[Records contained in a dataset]
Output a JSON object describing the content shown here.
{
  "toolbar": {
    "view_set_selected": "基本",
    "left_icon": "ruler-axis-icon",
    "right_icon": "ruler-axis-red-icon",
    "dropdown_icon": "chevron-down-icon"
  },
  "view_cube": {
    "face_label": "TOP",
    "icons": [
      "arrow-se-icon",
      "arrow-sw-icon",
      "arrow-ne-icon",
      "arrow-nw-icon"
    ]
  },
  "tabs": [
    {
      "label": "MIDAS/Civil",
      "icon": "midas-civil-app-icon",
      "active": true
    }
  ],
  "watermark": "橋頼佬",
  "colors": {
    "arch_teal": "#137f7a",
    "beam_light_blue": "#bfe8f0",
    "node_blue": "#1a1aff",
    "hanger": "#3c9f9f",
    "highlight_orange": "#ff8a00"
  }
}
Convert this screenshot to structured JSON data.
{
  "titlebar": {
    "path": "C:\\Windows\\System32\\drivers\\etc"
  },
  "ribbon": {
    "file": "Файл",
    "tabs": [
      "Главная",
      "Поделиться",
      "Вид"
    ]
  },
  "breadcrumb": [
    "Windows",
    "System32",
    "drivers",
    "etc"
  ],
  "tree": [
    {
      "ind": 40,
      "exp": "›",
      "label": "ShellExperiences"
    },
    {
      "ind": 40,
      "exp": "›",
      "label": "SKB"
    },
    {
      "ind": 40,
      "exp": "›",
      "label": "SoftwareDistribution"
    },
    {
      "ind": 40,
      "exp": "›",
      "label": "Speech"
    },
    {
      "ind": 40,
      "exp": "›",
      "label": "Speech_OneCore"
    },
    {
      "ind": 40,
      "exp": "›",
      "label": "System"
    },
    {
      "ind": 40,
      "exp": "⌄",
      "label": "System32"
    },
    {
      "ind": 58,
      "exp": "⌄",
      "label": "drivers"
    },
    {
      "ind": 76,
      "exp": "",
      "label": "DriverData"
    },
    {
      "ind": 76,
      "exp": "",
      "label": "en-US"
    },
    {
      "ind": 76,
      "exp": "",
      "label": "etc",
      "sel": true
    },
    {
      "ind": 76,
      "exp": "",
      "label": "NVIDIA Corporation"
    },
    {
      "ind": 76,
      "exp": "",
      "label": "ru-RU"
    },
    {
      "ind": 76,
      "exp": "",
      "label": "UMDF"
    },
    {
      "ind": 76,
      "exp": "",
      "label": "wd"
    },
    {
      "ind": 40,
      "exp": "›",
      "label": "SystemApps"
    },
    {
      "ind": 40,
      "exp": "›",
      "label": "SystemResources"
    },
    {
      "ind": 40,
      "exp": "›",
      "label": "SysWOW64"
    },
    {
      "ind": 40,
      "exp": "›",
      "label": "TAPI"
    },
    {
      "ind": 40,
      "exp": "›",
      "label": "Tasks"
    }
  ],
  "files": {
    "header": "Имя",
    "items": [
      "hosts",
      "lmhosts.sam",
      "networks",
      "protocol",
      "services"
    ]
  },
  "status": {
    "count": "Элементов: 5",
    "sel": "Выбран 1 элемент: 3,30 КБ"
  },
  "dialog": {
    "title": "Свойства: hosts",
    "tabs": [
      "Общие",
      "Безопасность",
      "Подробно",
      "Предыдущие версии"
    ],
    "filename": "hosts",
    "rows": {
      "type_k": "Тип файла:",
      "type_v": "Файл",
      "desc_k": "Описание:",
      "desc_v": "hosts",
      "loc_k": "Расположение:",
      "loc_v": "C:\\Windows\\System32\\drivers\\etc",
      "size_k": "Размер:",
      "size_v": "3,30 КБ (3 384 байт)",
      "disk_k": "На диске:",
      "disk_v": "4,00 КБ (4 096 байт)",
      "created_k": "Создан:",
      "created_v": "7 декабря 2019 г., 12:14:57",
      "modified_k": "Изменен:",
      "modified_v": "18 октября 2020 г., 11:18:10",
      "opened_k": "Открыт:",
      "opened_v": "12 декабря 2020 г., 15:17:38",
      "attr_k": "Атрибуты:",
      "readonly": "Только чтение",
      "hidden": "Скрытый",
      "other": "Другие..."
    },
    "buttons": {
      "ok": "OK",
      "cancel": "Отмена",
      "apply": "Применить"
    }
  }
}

WHAT YOU WILL DO>
Locate the word "axis" in the entries, and copy every line where it is found.

COMPLETE ANSWER>
    "left_icon": "ruler-axis-icon",
    "right_icon": "ruler-axis-red-icon",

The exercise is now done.